## BEGIN ITEMS

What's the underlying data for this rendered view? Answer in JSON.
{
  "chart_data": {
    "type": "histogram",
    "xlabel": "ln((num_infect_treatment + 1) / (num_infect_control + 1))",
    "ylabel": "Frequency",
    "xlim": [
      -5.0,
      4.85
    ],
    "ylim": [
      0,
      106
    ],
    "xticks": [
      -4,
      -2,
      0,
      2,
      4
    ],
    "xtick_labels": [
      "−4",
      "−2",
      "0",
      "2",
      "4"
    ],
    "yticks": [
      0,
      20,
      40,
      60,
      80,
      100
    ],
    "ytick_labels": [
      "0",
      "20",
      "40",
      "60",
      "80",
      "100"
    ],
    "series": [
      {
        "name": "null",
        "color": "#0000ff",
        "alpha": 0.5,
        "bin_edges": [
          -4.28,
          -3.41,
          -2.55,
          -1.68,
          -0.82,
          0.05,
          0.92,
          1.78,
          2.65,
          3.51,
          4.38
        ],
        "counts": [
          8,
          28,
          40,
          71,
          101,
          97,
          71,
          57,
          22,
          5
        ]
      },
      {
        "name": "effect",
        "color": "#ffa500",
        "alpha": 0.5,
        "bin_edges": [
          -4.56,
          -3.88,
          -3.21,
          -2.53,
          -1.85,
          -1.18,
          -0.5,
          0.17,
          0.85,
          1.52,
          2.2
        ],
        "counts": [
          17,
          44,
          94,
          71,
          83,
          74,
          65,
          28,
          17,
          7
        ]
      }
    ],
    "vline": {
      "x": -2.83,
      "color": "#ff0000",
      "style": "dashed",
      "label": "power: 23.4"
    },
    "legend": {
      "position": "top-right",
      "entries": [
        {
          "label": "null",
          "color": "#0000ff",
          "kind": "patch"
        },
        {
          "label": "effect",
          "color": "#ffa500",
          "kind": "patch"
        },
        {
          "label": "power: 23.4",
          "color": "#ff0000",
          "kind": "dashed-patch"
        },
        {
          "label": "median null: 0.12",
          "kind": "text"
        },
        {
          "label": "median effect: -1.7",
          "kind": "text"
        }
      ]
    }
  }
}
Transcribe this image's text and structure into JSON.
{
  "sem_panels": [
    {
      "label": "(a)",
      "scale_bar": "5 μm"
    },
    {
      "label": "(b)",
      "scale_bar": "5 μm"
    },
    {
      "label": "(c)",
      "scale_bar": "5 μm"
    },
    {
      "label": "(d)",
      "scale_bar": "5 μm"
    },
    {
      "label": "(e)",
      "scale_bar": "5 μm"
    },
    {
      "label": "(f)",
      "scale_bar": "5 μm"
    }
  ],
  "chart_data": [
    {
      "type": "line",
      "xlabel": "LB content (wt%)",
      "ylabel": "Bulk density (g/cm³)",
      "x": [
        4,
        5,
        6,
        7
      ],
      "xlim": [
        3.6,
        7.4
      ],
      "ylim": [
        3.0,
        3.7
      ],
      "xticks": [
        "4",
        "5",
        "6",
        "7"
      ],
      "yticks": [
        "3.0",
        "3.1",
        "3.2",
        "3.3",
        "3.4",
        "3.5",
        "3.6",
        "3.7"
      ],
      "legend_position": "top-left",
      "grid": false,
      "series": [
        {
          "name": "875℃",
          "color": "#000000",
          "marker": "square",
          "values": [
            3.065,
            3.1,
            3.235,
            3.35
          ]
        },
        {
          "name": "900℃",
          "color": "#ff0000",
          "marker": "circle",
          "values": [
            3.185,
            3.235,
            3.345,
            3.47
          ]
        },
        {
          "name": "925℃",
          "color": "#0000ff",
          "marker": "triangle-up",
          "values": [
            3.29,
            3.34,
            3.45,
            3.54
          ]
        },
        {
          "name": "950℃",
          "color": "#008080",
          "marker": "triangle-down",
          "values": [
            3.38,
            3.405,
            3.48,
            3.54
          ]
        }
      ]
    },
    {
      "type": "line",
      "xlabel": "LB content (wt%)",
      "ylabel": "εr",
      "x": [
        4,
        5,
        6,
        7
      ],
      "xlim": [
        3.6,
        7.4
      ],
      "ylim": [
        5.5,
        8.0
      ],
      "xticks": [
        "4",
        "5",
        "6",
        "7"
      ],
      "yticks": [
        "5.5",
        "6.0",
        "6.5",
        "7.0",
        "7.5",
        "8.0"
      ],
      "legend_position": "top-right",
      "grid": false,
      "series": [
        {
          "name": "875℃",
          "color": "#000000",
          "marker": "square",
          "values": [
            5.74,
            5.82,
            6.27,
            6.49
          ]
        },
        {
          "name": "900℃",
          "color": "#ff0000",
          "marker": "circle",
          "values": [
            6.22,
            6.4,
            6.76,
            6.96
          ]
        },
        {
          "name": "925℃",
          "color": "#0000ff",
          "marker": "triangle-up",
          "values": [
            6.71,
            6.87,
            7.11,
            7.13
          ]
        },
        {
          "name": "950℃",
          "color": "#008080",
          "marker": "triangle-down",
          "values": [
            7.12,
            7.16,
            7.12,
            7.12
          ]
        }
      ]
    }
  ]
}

## END ITEMS

PROBLEM REQUIREMENTS:
Write the data out again in full and exactly.

CORRECT OUTPUT:
What's the underlying data for this rendered view? Answer in JSON.
{
  "chart_data": {
    "type": "histogram",
    "xlabel": "ln((num_infect_treatment + 1) / (num_infect_control + 1))",
    "ylabel": "Frequency",
    "xlim": [
      -5.0,
      4.85
    ],
    "ylim": [
      0,
      106
    ],
    "xticks": [
      -4,
      -2,
      0,
      2,
      4
    ],
    "xtick_labels": [
      "−4",
      "−2",
      "0",
      "2",
      "4"
    ],
    "yticks": [
      0,
      20,
      40,
      60,
      80,
      100
    ],
    "ytick_labels": [
      "0",
      "20",
      "40",
      "60",
      "80",
      "100"
    ],
    "series": [
      {
        "name": "null",
        "color": "#0000ff",
        "alpha": 0.5,
        "bin_edges": [
          -4.28,
          -3.41,
          -2.55,
          -1.68,
          -0.82,
          0.05,
          0.92,
          1.78,
          2.65,
          3.51,
          4.38
        ],
        "counts": [
          8,
          28,
          40,
          71,
          101,
          97,
          71,
          57,
          22,
          5
        ]
      },
      {
        "name": "effect",
        "color": "#ffa500",
        "alpha": 0.5,
        "bin_edges": [
          -4.56,
          -3.88,
          -3.21,
          -2.53,
          -1.85,
          -1.18,
          -0.5,
          0.17,
          0.85,
          1.52,
          2.2
        ],
        "counts": [
          17,
          44,
          94,
          71,
          83,
          74,
          65,
          28,
          17,
          7
        ]
      }
    ],
    "vline": {
      "x": -2.83,
      "color": "#ff0000",
      "style": "dashed",
      "label": "power: 23.4"
    },
    "legend": {
      "position": "top-right",
      "entries": [
        {
          "label": "null",
          "color": "#0000ff",
          "kind": "patch"
        },
        {
          "label": "effect",
          "color": "#ffa500",
          "kind": "patch"
        },
        {
          "label": "power: 23.4",
          "color": "#ff0000",
          "kind": "dashed-patch"
        },
        {
          "label": "median null: 0.12",
          "kind": "text"
        },
        {
          "label": "median effect: -1.7",
          "kind": "text"
        }
      ]
    }
  }
}
Transcribe this image's text and structure into JSON.
{
  "sem_panels": [
    {
      "label": "(a)",
      "scale_bar": "5 μm"
    },
    {
      "label": "(b)",
      "scale_bar": "5 μm"
    },
    {
      "label": "(c)",
      "scale_bar": "5 μm"
    },
    {
      "label": "(d)",
      "scale_bar": "5 μm"
    },
    {
      "label": "(e)",
      "scale_bar": "5 μm"
    },
    {
      "label": "(f)",
      "scale_bar": "5 μm"
    }
  ],
  "chart_data": [
    {
      "type": "line",
      "xlabel": "LB content (wt%)",
      "ylabel": "Bulk density (g/cm³)",
      "x": [
        4,
        5,
        6,
        7
      ],
      "xlim": [
        3.6,
        7.4
      ],
      "ylim": [
        3.0,
        3.7
      ],
      "xticks": [
        "4",
        "5",
        "6",
        "7"
      ],
      "yticks": [
        "3.0",
        "3.1",
        "3.2",
        "3.3",
        "3.4",
        "3.5",
        "3.6",
        "3.7"
      ],
      "legend_position": "top-left",
      "grid": false,
      "series": [
        {
          "name": "875℃",
          "color": "#000000",
          "marker": "square",
          "values": [
            3.065,
            3.1,
            3.235,
            3.35
          ]
        },
        {
          "name": "900℃",
          "color": "#ff0000",
          "marker": "circle",
          "values": [
            3.185,
            3.235,
            3.345,
            3.47
          ]
        },
        {
          "name": "925℃",
          "color": "#0000ff",
          "marker": "triangle-up",
          "values": [
            3.29,
            3.34,
            3.45,
            3.54
          ]
        },
        {
          "name": "950℃",
          "color": "#008080",
          "marker": "triangle-down",
          "values": [
            3.38,
            3.405,
            3.48,
            3.54
          ]
        }
      ]
    },
    {
      "type": "line",
      "xlabel": "LB content (wt%)",
      "ylabel": "εr",
      "x": [
        4,
        5,
        6,
        7
      ],
      "xlim": [
        3.6,
        7.4
      ],
      "ylim": [
        5.5,
        8.0
      ],
      "xticks": [
        "4",
        "5",
        "6",
        "7"
      ],
      "yticks": [
        "5.5",
        "6.0",
        "6.5",
        "7.0",
        "7.5",
        "8.0"
      ],
      "legend_position": "top-right",
      "grid": false,
      "series": [
        {
          "name": "875℃",
          "color": "#000000",
          "marker": "square",
          "values": [
            5.74,
            5.82,
            6.27,
            6.49
          ]
        },
        {
          "name": "900℃",
          "color": "#ff0000",
          "marker": "circle",
          "values": [
            6.22,
            6.4,
            6.76,
            6.96
          ]
        },
        {
          "name": "925℃",
          "color": "#0000ff",
          "marker": "triangle-up",
          "values": [
            6.71,
            6.87,
            7.11,
            7.13
          ]
        },
        {
          "name": "950℃",
          "color": "#008080",
          "marker": "triangle-down",
          "values": [
            7.12,
            7.16,
            7.12,
            7.12
          ]
        }
      ]
    }
  ]
}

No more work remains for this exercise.